What to do. Copy out the line bearing "What text is on this page?" and all the lines after it, to the very end of the material below, exactly as written.

Supplied records.
• • •
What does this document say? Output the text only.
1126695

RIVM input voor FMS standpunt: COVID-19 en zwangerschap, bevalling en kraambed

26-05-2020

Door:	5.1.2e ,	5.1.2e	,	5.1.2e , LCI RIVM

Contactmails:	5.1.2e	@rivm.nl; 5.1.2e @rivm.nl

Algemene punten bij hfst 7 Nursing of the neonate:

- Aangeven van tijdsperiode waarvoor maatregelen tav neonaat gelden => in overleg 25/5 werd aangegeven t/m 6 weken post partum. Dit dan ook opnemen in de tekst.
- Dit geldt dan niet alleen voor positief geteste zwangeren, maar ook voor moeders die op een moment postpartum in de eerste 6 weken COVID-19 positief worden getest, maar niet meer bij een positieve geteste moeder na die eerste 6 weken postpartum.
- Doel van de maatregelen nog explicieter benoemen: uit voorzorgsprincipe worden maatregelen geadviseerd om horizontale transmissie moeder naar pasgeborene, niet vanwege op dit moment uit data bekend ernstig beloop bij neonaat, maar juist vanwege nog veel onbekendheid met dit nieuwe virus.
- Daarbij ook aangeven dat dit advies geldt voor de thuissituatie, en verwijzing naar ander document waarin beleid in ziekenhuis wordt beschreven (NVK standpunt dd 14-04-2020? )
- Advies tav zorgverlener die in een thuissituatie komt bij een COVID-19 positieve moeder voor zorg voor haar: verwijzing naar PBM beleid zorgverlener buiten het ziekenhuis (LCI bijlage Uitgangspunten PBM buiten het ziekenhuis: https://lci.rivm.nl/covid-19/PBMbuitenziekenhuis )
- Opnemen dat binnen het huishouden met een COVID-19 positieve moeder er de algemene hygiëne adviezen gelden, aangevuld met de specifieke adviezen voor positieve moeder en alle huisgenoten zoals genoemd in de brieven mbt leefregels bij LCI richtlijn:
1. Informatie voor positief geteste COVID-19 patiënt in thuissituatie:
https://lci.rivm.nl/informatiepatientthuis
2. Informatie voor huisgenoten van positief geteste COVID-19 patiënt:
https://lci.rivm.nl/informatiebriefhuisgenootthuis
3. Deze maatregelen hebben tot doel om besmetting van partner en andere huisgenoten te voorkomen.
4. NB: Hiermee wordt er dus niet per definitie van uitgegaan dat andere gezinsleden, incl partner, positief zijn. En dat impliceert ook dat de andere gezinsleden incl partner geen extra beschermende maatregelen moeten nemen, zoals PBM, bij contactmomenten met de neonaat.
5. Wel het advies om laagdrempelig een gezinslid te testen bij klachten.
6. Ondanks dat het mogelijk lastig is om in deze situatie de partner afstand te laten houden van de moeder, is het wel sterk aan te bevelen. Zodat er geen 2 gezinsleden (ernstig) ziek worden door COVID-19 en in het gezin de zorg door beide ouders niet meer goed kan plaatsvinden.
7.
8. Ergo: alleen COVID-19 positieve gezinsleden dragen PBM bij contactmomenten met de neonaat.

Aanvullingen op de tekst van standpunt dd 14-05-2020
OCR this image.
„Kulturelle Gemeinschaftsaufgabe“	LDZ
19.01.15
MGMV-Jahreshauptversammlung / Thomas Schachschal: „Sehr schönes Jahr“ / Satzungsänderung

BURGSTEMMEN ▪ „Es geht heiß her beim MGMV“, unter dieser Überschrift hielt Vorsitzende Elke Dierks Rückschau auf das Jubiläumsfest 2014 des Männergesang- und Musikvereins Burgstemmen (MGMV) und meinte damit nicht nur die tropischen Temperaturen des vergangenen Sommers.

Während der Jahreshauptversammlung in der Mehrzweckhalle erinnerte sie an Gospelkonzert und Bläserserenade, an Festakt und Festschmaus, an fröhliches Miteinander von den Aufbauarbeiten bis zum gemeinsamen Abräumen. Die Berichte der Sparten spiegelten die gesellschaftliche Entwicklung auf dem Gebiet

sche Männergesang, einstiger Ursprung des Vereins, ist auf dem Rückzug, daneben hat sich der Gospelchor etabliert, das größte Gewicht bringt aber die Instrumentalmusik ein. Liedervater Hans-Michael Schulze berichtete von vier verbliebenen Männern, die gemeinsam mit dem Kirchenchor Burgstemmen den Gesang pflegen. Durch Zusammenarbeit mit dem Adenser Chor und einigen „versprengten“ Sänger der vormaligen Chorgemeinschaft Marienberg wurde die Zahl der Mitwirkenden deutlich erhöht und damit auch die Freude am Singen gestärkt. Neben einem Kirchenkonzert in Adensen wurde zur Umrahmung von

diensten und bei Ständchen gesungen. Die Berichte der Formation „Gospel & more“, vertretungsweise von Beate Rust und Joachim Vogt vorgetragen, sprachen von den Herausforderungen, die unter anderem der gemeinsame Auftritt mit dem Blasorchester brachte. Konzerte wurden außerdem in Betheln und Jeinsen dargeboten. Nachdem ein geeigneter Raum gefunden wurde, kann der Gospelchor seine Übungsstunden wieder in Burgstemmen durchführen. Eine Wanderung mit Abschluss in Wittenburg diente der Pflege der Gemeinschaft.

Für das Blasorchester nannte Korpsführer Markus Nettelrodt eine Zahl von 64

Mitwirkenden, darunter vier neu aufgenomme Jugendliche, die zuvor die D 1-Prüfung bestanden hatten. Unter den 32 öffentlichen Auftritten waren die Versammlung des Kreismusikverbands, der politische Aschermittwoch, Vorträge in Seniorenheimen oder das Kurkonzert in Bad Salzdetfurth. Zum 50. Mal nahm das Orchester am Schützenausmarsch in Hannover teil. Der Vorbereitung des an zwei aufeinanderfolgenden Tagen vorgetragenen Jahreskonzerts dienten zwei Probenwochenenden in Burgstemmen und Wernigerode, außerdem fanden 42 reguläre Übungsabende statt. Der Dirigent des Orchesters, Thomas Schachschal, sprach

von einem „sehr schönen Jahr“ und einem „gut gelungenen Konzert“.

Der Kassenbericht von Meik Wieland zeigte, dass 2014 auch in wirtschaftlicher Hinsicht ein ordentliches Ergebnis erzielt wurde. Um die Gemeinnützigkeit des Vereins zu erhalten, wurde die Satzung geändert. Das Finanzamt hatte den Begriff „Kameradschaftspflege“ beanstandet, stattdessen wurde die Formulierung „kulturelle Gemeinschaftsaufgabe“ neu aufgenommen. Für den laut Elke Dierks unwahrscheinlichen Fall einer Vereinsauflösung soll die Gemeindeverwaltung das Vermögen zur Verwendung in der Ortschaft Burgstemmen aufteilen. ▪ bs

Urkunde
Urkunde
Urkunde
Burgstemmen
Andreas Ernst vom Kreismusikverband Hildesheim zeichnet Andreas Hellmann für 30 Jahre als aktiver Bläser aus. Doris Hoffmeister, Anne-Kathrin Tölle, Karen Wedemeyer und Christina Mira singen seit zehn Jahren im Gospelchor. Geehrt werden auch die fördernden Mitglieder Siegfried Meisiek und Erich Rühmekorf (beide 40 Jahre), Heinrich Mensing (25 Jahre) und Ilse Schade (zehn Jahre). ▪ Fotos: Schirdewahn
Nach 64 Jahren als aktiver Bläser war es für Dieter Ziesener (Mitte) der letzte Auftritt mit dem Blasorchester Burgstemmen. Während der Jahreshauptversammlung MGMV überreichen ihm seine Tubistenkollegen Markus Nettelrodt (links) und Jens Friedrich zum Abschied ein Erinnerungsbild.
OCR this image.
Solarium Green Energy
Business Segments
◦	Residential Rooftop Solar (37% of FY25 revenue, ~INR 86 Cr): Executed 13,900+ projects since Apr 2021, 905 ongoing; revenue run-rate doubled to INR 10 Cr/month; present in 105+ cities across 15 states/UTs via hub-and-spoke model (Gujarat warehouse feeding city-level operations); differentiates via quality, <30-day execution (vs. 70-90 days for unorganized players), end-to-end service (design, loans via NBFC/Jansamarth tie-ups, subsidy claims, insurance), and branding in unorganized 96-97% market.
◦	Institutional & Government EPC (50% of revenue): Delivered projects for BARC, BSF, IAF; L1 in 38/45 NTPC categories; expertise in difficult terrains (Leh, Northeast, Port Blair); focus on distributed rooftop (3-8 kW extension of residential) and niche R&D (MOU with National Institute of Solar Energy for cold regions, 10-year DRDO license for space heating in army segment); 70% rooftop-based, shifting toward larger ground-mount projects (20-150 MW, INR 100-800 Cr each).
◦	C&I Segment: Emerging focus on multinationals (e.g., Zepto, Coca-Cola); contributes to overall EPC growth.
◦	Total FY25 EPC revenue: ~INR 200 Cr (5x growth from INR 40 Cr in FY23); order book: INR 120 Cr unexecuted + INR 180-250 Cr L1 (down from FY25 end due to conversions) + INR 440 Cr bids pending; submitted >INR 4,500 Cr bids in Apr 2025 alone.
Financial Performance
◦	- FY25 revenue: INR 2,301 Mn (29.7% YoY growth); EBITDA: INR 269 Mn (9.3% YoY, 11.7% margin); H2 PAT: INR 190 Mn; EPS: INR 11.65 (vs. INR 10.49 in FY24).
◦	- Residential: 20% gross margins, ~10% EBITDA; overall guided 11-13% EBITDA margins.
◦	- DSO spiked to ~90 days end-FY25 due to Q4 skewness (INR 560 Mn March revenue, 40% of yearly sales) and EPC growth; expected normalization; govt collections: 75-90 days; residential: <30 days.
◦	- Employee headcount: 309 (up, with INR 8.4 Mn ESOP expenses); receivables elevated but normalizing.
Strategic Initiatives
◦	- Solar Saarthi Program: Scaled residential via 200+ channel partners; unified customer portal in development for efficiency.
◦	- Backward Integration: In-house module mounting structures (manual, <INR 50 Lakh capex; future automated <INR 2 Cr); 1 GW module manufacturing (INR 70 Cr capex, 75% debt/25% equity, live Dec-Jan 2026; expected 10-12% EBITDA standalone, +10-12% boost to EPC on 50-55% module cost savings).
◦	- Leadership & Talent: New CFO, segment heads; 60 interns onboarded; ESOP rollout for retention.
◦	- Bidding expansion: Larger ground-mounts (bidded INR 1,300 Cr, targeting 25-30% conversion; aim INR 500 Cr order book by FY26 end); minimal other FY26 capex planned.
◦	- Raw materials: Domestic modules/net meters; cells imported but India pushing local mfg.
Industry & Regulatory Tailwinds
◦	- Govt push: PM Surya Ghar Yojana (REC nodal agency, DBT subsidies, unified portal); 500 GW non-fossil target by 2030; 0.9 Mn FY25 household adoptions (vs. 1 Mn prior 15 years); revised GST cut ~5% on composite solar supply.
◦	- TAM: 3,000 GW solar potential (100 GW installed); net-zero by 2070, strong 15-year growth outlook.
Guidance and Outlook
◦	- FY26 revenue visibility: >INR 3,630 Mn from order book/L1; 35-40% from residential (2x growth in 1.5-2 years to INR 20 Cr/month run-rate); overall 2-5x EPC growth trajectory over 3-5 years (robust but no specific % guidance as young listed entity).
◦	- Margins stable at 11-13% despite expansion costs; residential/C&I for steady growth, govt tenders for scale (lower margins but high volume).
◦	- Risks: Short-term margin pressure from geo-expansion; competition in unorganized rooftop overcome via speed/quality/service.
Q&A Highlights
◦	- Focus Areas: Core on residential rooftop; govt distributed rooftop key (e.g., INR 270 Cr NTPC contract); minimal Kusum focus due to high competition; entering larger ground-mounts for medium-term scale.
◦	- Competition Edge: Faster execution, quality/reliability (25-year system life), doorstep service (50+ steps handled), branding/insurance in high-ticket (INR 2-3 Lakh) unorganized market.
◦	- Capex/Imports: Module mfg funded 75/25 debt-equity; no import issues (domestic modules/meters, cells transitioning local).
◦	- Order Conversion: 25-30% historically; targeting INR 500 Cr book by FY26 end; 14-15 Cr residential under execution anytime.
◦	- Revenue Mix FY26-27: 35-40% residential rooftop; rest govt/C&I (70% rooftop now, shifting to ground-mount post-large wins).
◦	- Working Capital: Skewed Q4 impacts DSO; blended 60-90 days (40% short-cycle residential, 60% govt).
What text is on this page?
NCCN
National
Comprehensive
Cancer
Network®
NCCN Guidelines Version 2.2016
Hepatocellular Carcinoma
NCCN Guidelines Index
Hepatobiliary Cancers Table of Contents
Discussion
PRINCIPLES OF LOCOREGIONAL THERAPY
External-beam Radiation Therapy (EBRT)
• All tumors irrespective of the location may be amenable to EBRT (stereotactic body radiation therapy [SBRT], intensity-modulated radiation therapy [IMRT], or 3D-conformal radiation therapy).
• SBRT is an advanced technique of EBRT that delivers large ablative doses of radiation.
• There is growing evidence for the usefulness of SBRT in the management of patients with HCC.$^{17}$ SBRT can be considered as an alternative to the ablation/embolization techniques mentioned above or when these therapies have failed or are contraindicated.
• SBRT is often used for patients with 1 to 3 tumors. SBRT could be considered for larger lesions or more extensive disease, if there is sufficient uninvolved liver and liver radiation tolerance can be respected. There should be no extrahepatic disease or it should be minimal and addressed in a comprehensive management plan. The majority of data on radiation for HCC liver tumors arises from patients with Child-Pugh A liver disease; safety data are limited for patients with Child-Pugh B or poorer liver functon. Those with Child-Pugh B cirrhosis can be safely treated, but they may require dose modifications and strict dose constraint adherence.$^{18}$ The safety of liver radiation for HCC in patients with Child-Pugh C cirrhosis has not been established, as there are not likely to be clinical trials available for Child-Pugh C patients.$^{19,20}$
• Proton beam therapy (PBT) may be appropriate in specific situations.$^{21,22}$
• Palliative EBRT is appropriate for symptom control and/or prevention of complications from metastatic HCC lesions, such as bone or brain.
• • •
Written answer.
What text is on this page?
NCCN
National
Comprehensive
Cancer
Network®
NCCN Guidelines Version 2.2016
Hepatocellular Carcinoma
NCCN Guidelines Index
Hepatobiliary Cancers Table of Contents
Discussion
PRINCIPLES OF LOCOREGIONAL THERAPY
External-beam Radiation Therapy (EBRT)
• All tumors irrespective of the location may be amenable to EBRT (stereotactic body radiation therapy [SBRT], intensity-modulated radiation therapy [IMRT], or 3D-conformal radiation therapy).
• SBRT is an advanced technique of EBRT that delivers large ablative doses of radiation.
• There is growing evidence for the usefulness of SBRT in the management of patients with HCC.$^{17}$ SBRT can be considered as an alternative to the ablation/embolization techniques mentioned above or when these therapies have failed or are contraindicated.
• SBRT is often used for patients with 1 to 3 tumors. SBRT could be considered for larger lesions or more extensive disease, if there is sufficient uninvolved liver and liver radiation tolerance can be respected. There should be no extrahepatic disease or it should be minimal and addressed in a comprehensive management plan. The majority of data on radiation for HCC liver tumors arises from patients with Child-Pugh A liver disease; safety data are limited for patients with Child-Pugh B or poorer liver functon. Those with Child-Pugh B cirrhosis can be safely treated, but they may require dose modifications and strict dose constraint adherence.$^{18}$ The safety of liver radiation for HCC in patients with Child-Pugh C cirrhosis has not been established, as there are not likely to be clinical trials available for Child-Pugh C patients.$^{19,20}$
• Proton beam therapy (PBT) may be appropriate in specific situations.$^{21,22}$
• Palliative EBRT is appropriate for symptom control and/or prevention of complications from metastatic HCC lesions, such as bone or brain.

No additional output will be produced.